== THE TASK ==
Could you print every record below exactly as it appears?

== Recorded data ==
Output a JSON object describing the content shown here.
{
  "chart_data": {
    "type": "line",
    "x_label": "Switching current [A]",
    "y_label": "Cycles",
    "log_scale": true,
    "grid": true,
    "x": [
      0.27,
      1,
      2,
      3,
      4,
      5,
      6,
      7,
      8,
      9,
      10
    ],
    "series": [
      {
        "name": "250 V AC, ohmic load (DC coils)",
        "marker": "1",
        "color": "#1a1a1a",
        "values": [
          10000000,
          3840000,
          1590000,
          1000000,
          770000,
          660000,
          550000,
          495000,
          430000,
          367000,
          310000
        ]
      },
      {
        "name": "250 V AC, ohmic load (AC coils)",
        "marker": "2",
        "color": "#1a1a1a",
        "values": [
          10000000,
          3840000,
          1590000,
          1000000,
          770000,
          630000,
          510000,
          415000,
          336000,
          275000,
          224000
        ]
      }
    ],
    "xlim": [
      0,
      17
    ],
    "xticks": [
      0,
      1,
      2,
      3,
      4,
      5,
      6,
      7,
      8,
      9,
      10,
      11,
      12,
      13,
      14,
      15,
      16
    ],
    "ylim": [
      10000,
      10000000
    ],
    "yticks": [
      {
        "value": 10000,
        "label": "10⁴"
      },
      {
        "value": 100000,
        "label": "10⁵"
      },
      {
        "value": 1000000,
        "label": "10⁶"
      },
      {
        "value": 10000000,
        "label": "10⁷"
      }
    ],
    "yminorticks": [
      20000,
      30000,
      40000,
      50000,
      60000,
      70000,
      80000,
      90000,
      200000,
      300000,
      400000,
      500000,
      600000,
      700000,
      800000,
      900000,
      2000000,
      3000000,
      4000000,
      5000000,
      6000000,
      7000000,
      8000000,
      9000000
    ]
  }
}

== EXERCISE RESPONSE ==
Output a JSON object describing the content shown here.
{
  "chart_data": {
    "type": "line",
    "x_label": "Switching current [A]",
    "y_label": "Cycles",
    "log_scale": true,
    "grid": true,
    "x": [
      0.27,
      1,
      2,
      3,
      4,
      5,
      6,
      7,
      8,
      9,
      10
    ],
    "series": [
      {
        "name": "250 V AC, ohmic load (DC coils)",
        "marker": "1",
        "color": "#1a1a1a",
        "values": [
          10000000,
          3840000,
          1590000,
          1000000,
          770000,
          660000,
          550000,
          495000,
          430000,
          367000,
          310000
        ]
      },
      {
        "name": "250 V AC, ohmic load (AC coils)",
        "marker": "2",
        "color": "#1a1a1a",
        "values": [
          10000000,
          3840000,
          1590000,
          1000000,
          770000,
          630000,
          510000,
          415000,
          336000,
          275000,
          224000
        ]
      }
    ],
    "xlim": [
      0,
      17
    ],
    "xticks": [
      0,
      1,
      2,
      3,
      4,
      5,
      6,
      7,
      8,
      9,
      10,
      11,
      12,
      13,
      14,
      15,
      16
    ],
    "ylim": [
      10000,
      10000000
    ],
    "yticks": [
      {
        "value": 10000,
        "label": "10⁴"
      },
      {
        "value": 100000,
        "label": "10⁵"
      },
      {
        "value": 1000000,
        "label": "10⁶"
      },
      {
        "value": 10000000,
        "label": "10⁷"
      }
    ],
    "yminorticks": [
      20000,
      30000,
      40000,
      50000,
      60000,
      70000,
      80000,
      90000,
      200000,
      300000,
      400000,
      500000,
      600000,
      700000,
      800000,
      900000,
      2000000,
      3000000,
      4000000,
      5000000,
      6000000,
      7000000,
      8000000,
      9000000
    ]
  }
}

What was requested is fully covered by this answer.